EXERCISE REQUIREMENTS:
Repeat what the lines below say, word for word, and skip every image.
Begin EXERCISE INPUT
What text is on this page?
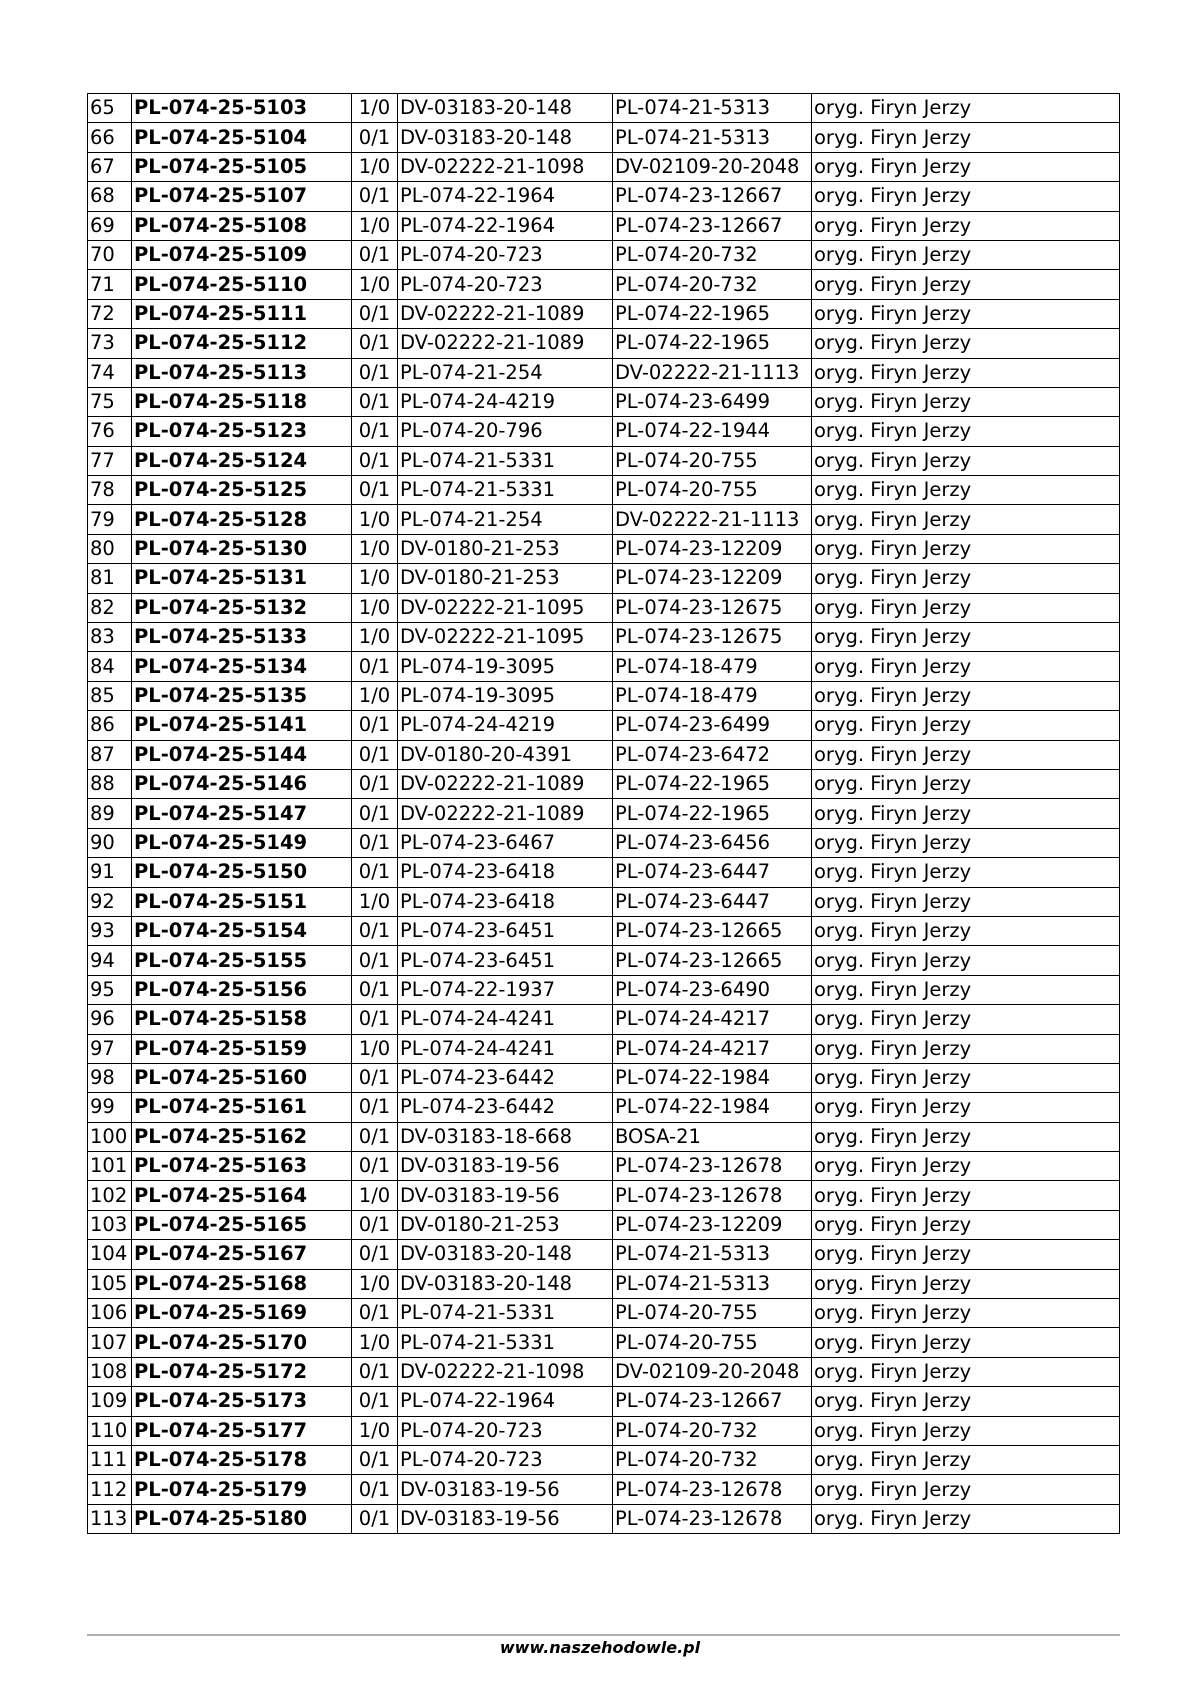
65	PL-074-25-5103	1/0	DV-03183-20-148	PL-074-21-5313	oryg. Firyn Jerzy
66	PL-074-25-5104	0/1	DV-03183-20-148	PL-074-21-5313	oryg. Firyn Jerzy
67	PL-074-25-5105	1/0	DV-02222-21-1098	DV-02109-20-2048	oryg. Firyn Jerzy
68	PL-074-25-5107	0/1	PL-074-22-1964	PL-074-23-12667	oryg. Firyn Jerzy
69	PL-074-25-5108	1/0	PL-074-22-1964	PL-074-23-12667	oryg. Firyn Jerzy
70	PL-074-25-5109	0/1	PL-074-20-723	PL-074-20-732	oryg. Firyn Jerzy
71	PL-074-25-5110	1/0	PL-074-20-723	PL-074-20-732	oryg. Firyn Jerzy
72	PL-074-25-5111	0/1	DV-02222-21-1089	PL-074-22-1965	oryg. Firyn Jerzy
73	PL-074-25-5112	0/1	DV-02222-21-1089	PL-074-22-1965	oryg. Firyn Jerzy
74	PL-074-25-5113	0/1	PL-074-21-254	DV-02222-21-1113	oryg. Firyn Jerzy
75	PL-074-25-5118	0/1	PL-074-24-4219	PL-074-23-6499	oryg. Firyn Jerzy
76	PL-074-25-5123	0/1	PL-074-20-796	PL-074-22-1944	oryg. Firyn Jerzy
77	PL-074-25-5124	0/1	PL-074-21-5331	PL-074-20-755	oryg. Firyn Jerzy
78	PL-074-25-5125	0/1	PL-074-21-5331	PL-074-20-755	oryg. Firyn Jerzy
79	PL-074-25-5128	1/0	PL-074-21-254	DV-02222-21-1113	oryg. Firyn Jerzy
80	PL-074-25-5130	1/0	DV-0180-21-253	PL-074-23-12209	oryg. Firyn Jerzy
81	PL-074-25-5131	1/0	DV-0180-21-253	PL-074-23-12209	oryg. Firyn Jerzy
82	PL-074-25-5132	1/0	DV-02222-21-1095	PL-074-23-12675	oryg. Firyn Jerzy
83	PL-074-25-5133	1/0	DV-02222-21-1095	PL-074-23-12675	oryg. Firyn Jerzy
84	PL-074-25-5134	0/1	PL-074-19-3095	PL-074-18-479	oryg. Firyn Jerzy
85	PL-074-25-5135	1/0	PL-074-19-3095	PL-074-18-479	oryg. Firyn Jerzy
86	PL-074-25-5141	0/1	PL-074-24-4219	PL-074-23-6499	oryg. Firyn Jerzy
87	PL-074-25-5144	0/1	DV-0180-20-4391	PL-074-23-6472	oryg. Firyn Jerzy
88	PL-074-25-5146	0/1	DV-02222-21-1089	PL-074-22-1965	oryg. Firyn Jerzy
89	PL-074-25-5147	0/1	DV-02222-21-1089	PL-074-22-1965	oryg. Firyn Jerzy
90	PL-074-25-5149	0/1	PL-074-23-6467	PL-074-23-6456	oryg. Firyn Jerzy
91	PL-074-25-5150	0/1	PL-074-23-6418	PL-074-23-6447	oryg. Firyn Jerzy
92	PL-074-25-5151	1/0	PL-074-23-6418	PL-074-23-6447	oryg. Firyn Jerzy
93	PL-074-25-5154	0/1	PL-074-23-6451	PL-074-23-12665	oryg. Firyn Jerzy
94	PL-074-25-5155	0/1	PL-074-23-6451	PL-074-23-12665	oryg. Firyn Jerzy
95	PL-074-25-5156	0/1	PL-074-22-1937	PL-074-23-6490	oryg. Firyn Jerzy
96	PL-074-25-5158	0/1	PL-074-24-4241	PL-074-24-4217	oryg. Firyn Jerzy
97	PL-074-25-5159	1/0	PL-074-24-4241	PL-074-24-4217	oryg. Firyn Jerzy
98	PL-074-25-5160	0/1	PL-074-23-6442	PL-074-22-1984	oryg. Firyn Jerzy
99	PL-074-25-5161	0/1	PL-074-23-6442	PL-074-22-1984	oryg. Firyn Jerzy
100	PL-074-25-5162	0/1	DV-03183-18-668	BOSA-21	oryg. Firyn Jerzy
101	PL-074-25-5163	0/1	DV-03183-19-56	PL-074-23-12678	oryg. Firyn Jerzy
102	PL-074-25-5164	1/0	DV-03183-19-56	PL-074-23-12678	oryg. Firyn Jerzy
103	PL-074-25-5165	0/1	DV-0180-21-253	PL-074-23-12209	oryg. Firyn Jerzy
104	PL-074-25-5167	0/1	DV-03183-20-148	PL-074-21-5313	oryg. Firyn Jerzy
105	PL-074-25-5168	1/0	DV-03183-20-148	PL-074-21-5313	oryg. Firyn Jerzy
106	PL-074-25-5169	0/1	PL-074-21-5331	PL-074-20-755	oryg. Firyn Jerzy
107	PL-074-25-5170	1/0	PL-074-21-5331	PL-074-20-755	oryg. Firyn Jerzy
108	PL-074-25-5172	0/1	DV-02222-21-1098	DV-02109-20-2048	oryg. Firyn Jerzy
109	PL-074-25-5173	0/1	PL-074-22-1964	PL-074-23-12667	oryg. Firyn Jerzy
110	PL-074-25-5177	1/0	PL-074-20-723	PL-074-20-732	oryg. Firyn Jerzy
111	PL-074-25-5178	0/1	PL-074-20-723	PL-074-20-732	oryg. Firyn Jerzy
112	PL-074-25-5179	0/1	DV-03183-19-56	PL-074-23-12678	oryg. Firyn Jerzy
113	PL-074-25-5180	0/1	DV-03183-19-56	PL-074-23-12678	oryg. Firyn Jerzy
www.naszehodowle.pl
End EXERCISE INPUT
WRITTEN ANSWER:
What text is on this page?
65	PL-074-25-5103	1/0	DV-03183-20-148	PL-074-21-5313	oryg. Firyn Jerzy
66	PL-074-25-5104	0/1	DV-03183-20-148	PL-074-21-5313	oryg. Firyn Jerzy
67	PL-074-25-5105	1/0	DV-02222-21-1098	DV-02109-20-2048	oryg. Firyn Jerzy
68	PL-074-25-5107	0/1	PL-074-22-1964	PL-074-23-12667	oryg. Firyn Jerzy
69	PL-074-25-5108	1/0	PL-074-22-1964	PL-074-23-12667	oryg. Firyn Jerzy
70	PL-074-25-5109	0/1	PL-074-20-723	PL-074-20-732	oryg. Firyn Jerzy
71	PL-074-25-5110	1/0	PL-074-20-723	PL-074-20-732	oryg. Firyn Jerzy
72	PL-074-25-5111	0/1	DV-02222-21-1089	PL-074-22-1965	oryg. Firyn Jerzy
73	PL-074-25-5112	0/1	DV-02222-21-1089	PL-074-22-1965	oryg. Firyn Jerzy
74	PL-074-25-5113	0/1	PL-074-21-254	DV-02222-21-1113	oryg. Firyn Jerzy
75	PL-074-25-5118	0/1	PL-074-24-4219	PL-074-23-6499	oryg. Firyn Jerzy
76	PL-074-25-5123	0/1	PL-074-20-796	PL-074-22-1944	oryg. Firyn Jerzy
77	PL-074-25-5124	0/1	PL-074-21-5331	PL-074-20-755	oryg. Firyn Jerzy
78	PL-074-25-5125	0/1	PL-074-21-5331	PL-074-20-755	oryg. Firyn Jerzy
79	PL-074-25-5128	1/0	PL-074-21-254	DV-02222-21-1113	oryg. Firyn Jerzy
80	PL-074-25-5130	1/0	DV-0180-21-253	PL-074-23-12209	oryg. Firyn Jerzy
81	PL-074-25-5131	1/0	DV-0180-21-253	PL-074-23-12209	oryg. Firyn Jerzy
82	PL-074-25-5132	1/0	DV-02222-21-1095	PL-074-23-12675	oryg. Firyn Jerzy
83	PL-074-25-5133	1/0	DV-02222-21-1095	PL-074-23-12675	oryg. Firyn Jerzy
84	PL-074-25-5134	0/1	PL-074-19-3095	PL-074-18-479	oryg. Firyn Jerzy
85	PL-074-25-5135	1/0	PL-074-19-3095	PL-074-18-479	oryg. Firyn Jerzy
86	PL-074-25-5141	0/1	PL-074-24-4219	PL-074-23-6499	oryg. Firyn Jerzy
87	PL-074-25-5144	0/1	DV-0180-20-4391	PL-074-23-6472	oryg. Firyn Jerzy
88	PL-074-25-5146	0/1	DV-02222-21-1089	PL-074-22-1965	oryg. Firyn Jerzy
89	PL-074-25-5147	0/1	DV-02222-21-1089	PL-074-22-1965	oryg. Firyn Jerzy
90	PL-074-25-5149	0/1	PL-074-23-6467	PL-074-23-6456	oryg. Firyn Jerzy
91	PL-074-25-5150	0/1	PL-074-23-6418	PL-074-23-6447	oryg. Firyn Jerzy
92	PL-074-25-5151	1/0	PL-074-23-6418	PL-074-23-6447	oryg. Firyn Jerzy
93	PL-074-25-5154	0/1	PL-074-23-6451	PL-074-23-12665	oryg. Firyn Jerzy
94	PL-074-25-5155	0/1	PL-074-23-6451	PL-074-23-12665	oryg. Firyn Jerzy
95	PL-074-25-5156	0/1	PL-074-22-1937	PL-074-23-6490	oryg. Firyn Jerzy
96	PL-074-25-5158	0/1	PL-074-24-4241	PL-074-24-4217	oryg. Firyn Jerzy
97	PL-074-25-5159	1/0	PL-074-24-4241	PL-074-24-4217	oryg. Firyn Jerzy
98	PL-074-25-5160	0/1	PL-074-23-6442	PL-074-22-1984	oryg. Firyn Jerzy
99	PL-074-25-5161	0/1	PL-074-23-6442	PL-074-22-1984	oryg. Firyn Jerzy
100	PL-074-25-5162	0/1	DV-03183-18-668	BOSA-21	oryg. Firyn Jerzy
101	PL-074-25-5163	0/1	DV-03183-19-56	PL-074-23-12678	oryg. Firyn Jerzy
102	PL-074-25-5164	1/0	DV-03183-19-56	PL-074-23-12678	oryg. Firyn Jerzy
103	PL-074-25-5165	0/1	DV-0180-21-253	PL-074-23-12209	oryg. Firyn Jerzy
104	PL-074-25-5167	0/1	DV-03183-20-148	PL-074-21-5313	oryg. Firyn Jerzy
105	PL-074-25-5168	1/0	DV-03183-20-148	PL-074-21-5313	oryg. Firyn Jerzy
106	PL-074-25-5169	0/1	PL-074-21-5331	PL-074-20-755	oryg. Firyn Jerzy
107	PL-074-25-5170	1/0	PL-074-21-5331	PL-074-20-755	oryg. Firyn Jerzy
108	PL-074-25-5172	0/1	DV-02222-21-1098	DV-02109-20-2048	oryg. Firyn Jerzy
109	PL-074-25-5173	0/1	PL-074-22-1964	PL-074-23-12667	oryg. Firyn Jerzy
110	PL-074-25-5177	1/0	PL-074-20-723	PL-074-20-732	oryg. Firyn Jerzy
111	PL-074-25-5178	0/1	PL-074-20-723	PL-074-20-732	oryg. Firyn Jerzy
112	PL-074-25-5179	0/1	DV-03183-19-56	PL-074-23-12678	oryg. Firyn Jerzy
113	PL-074-25-5180	0/1	DV-03183-19-56	PL-074-23-12678	oryg. Firyn Jerzy
www.naszehodowle.pl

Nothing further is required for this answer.